(Recorded data)
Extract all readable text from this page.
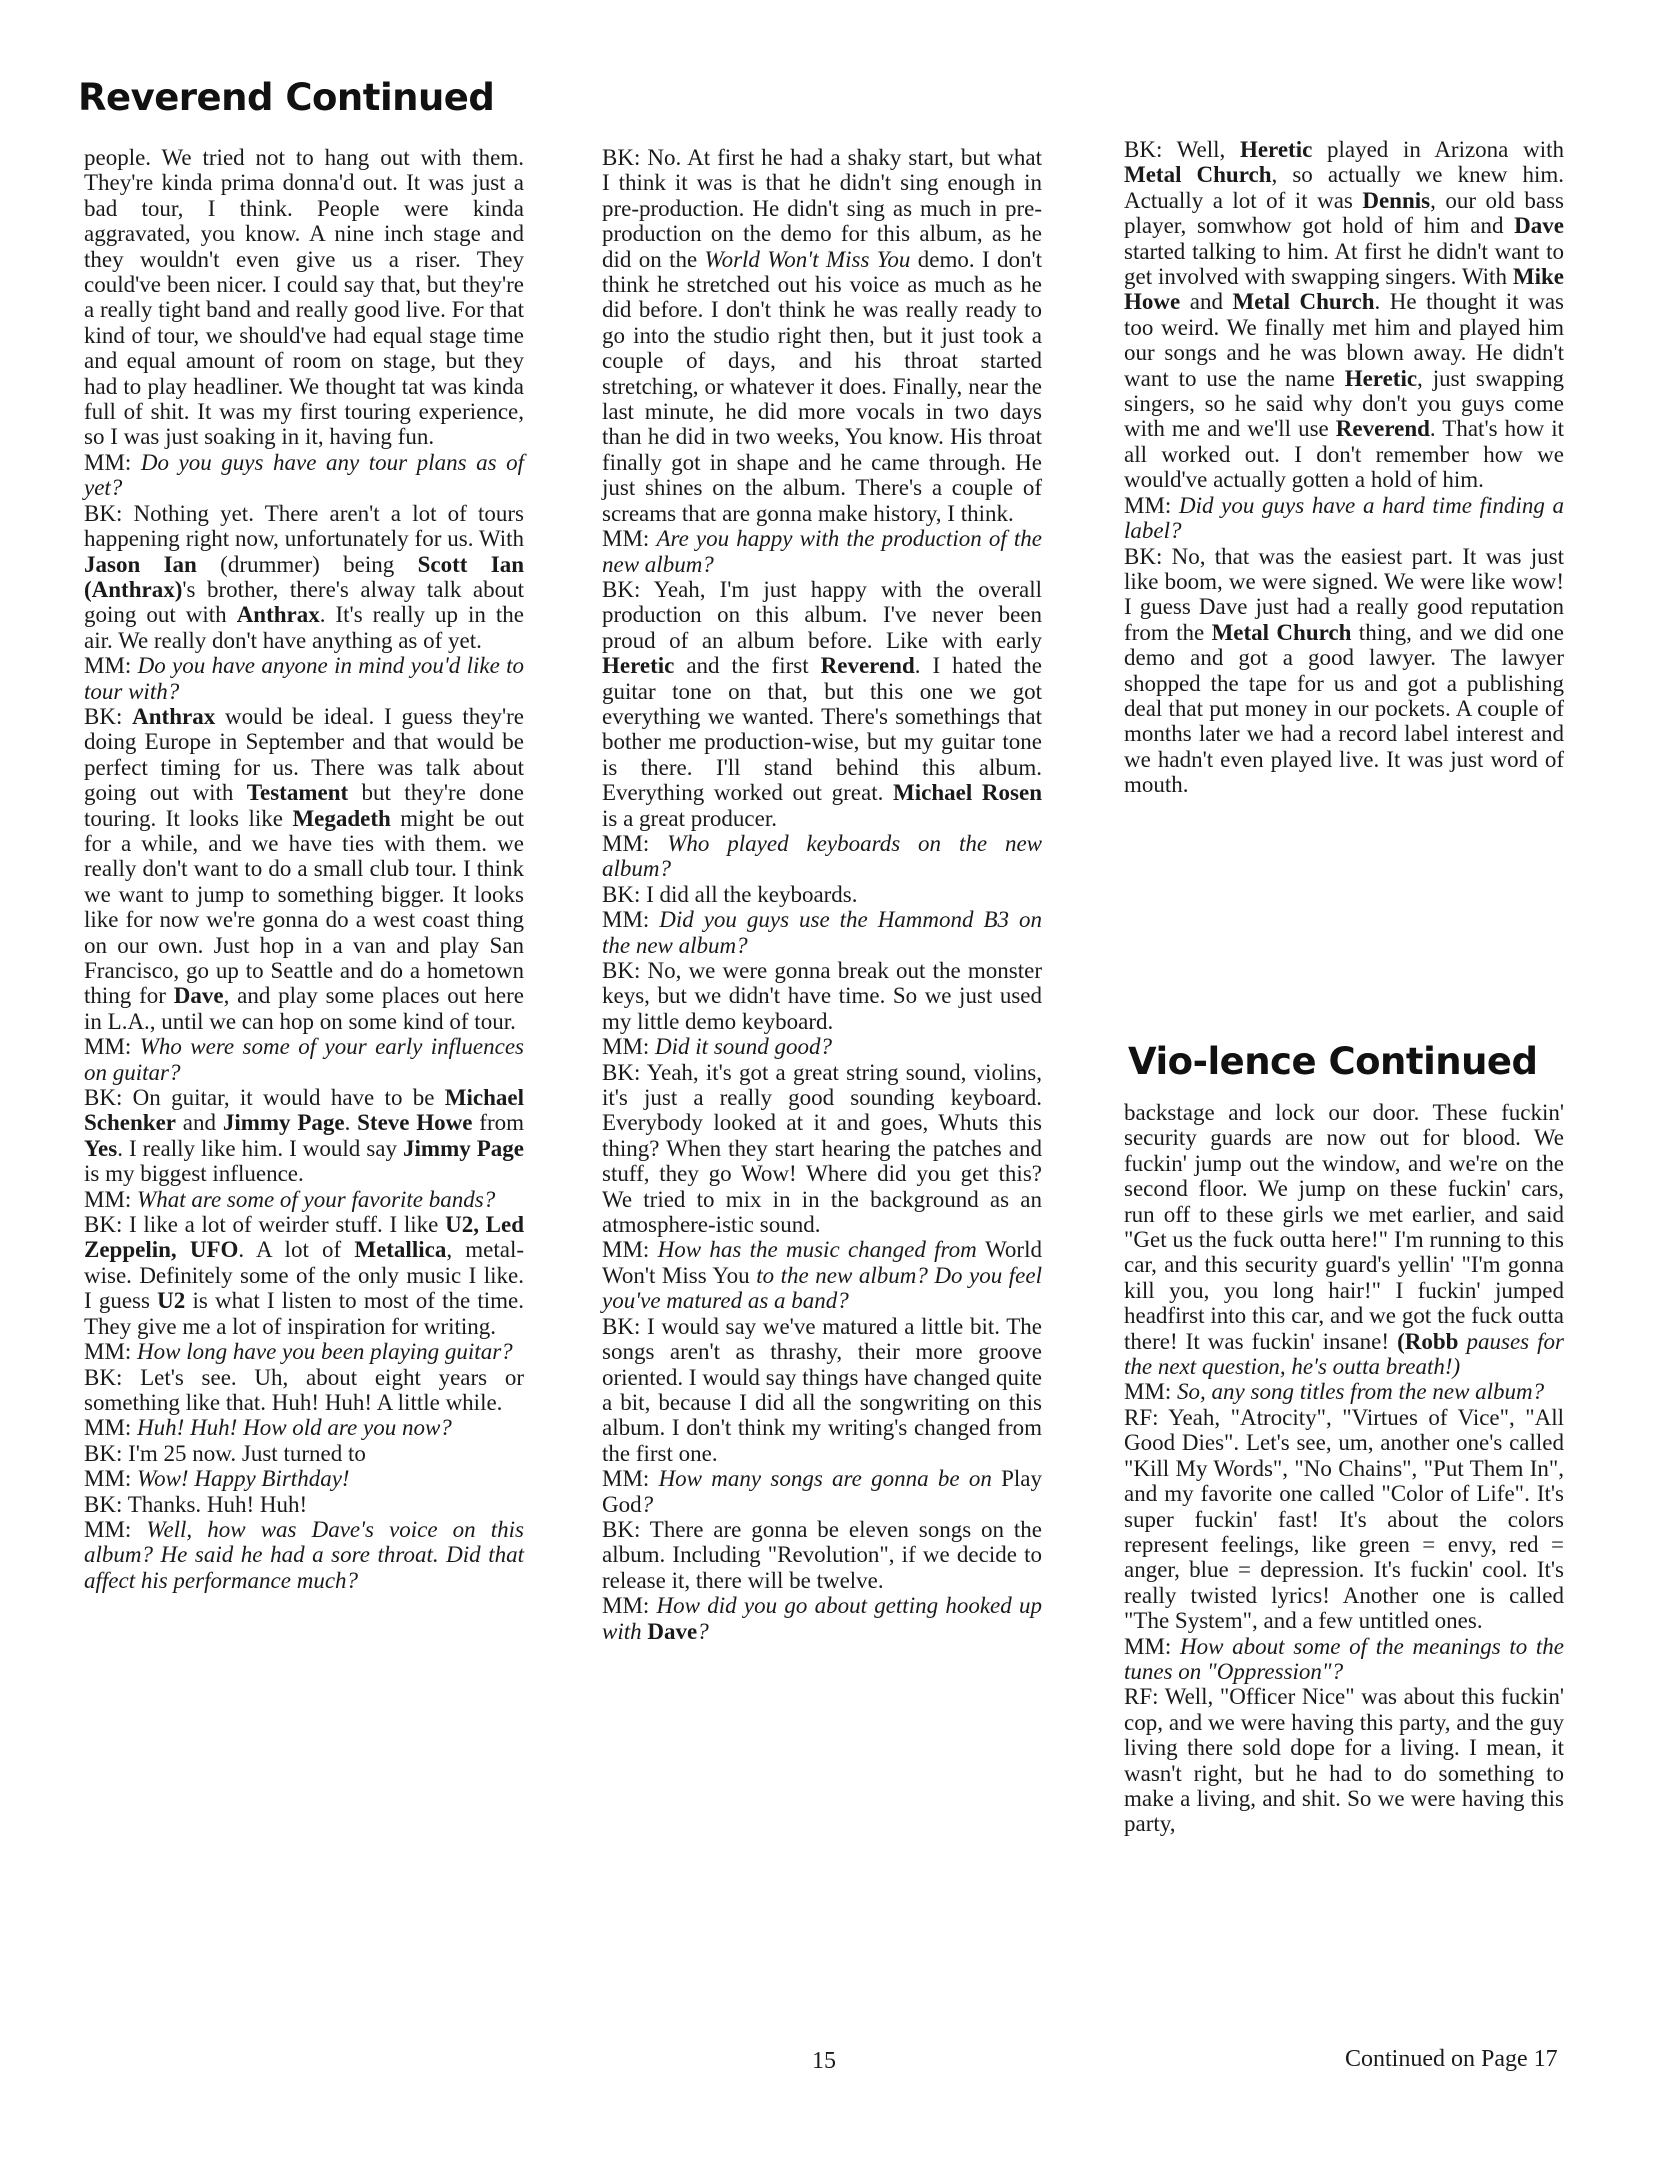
Reverend Continued
Vio-lence Continued

people. We tried not to hang out with them. They're kinda prima donna'd out. It was just a bad tour, I think. People were kinda aggravated, you know. A nine inch stage and they wouldn't even give us a riser. They could've been nicer. I could say that, but they're a really tight band and really good live. For that kind of tour, we should've had equal stage time and equal amount of room on stage, but they had to play headliner. We thought tat was kinda full of shit. It was my first touring experience, so I was just soaking in it, having fun.

MM: Do you guys have any tour plans as of yet?

BK: Nothing yet. There aren't a lot of tours happening right now, unfortunately for us. With Jason Ian (drummer) being Scott Ian (Anthrax)'s brother, there's alway talk about going out with Anthrax. It's really up in the air. We really don't have anything as of yet.

MM: Do you have anyone in mind you'd like to tour with?

BK: Anthrax would be ideal. I guess they're doing Europe in September and that would be perfect timing for us. There was talk about going out with Testament but they're done touring. It looks like Megadeth might be out for a while, and we have ties with them. we really don't want to do a small club tour. I think we want to jump to something bigger. It looks like for now we're gonna do a west coast thing on our own. Just hop in a van and play San Francisco, go up to Seattle and do a hometown thing for Dave, and play some places out here in L.A., until we can hop on some kind of tour.

MM: Who were some of your early influences on guitar?

BK: On guitar, it would have to be Michael Schenker and Jimmy Page. Steve Howe from Yes. I really like him. I would say Jimmy Page is my biggest influence.

MM: What are some of your favorite bands?

BK: I like a lot of weirder stuff. I like U2, Led Zeppelin, UFO. A lot of Metallica, metal-wise. Definitely some of the only music I like. I guess U2 is what I listen to most of the time. They give me a lot of inspiration for writing.

MM: How long have you been playing guitar?

BK: Let's see. Uh, about eight years or something like that. Huh! Huh! A little while.

MM: Huh! Huh! How old are you now?

BK: I'm 25 now. Just turned to

MM: Wow! Happy Birthday!

BK: Thanks. Huh! Huh!

MM: Well, how was Dave's voice on this album? He said he had a sore throat. Did that affect his performance much?

BK: No. At first he had a shaky start, but what I think it was is that he didn't sing enough in pre-production. He didn't sing as much in pre-production on the demo for this album, as he did on the World Won't Miss You demo. I don't think he stretched out his voice as much as he did before. I don't think he was really ready to go into the studio right then, but it just took a couple of days, and his throat started stretching, or whatever it does. Finally, near the last minute, he did more vocals in two days than he did in two weeks, You know. His throat finally got in shape and he came through. He just shines on the album. There's a couple of screams that are gonna make history, I think.

MM: Are you happy with the production of the new album?

BK: Yeah, I'm just happy with the overall production on this album. I've never been proud of an album before. Like with early Heretic and the first Reverend. I hated the guitar tone on that, but this one we got everything we wanted. There's somethings that bother me production-wise, but my guitar tone is there. I'll stand behind this album. Everything worked out great. Michael Rosen is a great producer.

MM: Who played keyboards on the new album?

BK: I did all the keyboards.

MM: Did you guys use the Hammond B3 on the new album?

BK: No, we were gonna break out the monster keys, but we didn't have time. So we just used my little demo keyboard.

MM: Did it sound good?

BK: Yeah, it's got a great string sound, violins, it's just a really good sounding keyboard. Everybody looked at it and goes, Whuts this thing? When they start hearing the patches and stuff, they go Wow! Where did you get this? We tried to mix in in the background as an atmosphere-istic sound.

MM: How has the music changed from World Won't Miss You to the new album? Do you feel you've matured as a band?

BK: I would say we've matured a little bit. The songs aren't as thrashy, their more groove oriented. I would say things have changed quite a bit, because I did all the songwriting on this album. I don't think my writing's changed from the first one.

MM: How many songs are gonna be on Play God?

BK: There are gonna be eleven songs on the album. Including "Revolution", if we decide to release it, there will be twelve.

MM: How did you go about getting hooked up with Dave?

BK: Well, Heretic played in Arizona with Metal Church, so actually we knew him. Actually a lot of it was Dennis, our old bass player, somwhow got hold of him and Dave started talking to him. At first he didn't want to get involved with swapping singers. With Mike Howe and Metal Church. He thought it was too weird. We finally met him and played him our songs and he was blown away. He didn't want to use the name Heretic, just swapping singers, so he said why don't you guys come with me and we'll use Reverend. That's how it all worked out. I don't remember how we would've actually gotten a hold of him.

MM: Did you guys have a hard time finding a label?

BK: No, that was the easiest part. It was just like boom, we were signed. We were like wow! I guess Dave just had a really good reputation from the Metal Church thing, and we did one demo and got a good lawyer. The lawyer shopped the tape for us and got a publishing deal that put money in our pockets. A couple of months later we had a record label interest and we hadn't even played live. It was just word of mouth.

backstage and lock our door. These fuckin' security guards are now out for blood. We fuckin' jump out the window, and we're on the second floor. We jump on these fuckin' cars, run off to these girls we met earlier, and said "Get us the fuck outta here!" I'm running to this car, and this security guard's yellin' "I'm gonna kill you, you long hair!" I fuckin' jumped headfirst into this car, and we got the fuck outta there! It was fuckin' insane! (Robb pauses for the next question, he's outta breath!)

MM: So, any song titles from the new album?

RF: Yeah, "Atrocity", "Virtues of Vice", "All Good Dies". Let's see, um, another one's called "Kill My Words", "No Chains", "Put Them In", and my favorite one called "Color of Life". It's super fuckin' fast! It's about the colors represent feelings, like green = envy, red = anger, blue = depression. It's fuckin' cool. It's really twisted lyrics! Another one is called "The System", and a few untitled ones.

MM: How about some of the meanings to the tunes on "Oppression"?

RF: Well, "Officer Nice" was about this fuckin' cop, and we were having this party, and the guy living there sold dope for a living. I mean, it wasn't right, but he had to do something to make a living, and shit. So we were having this party,

15	Continued on Page 17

== Exercise task ==
Extract from the material all lines containing the string "Continued".

== Solved problem ==
Reverend Continued
Vio-lence Continued
15	Continued on Page 17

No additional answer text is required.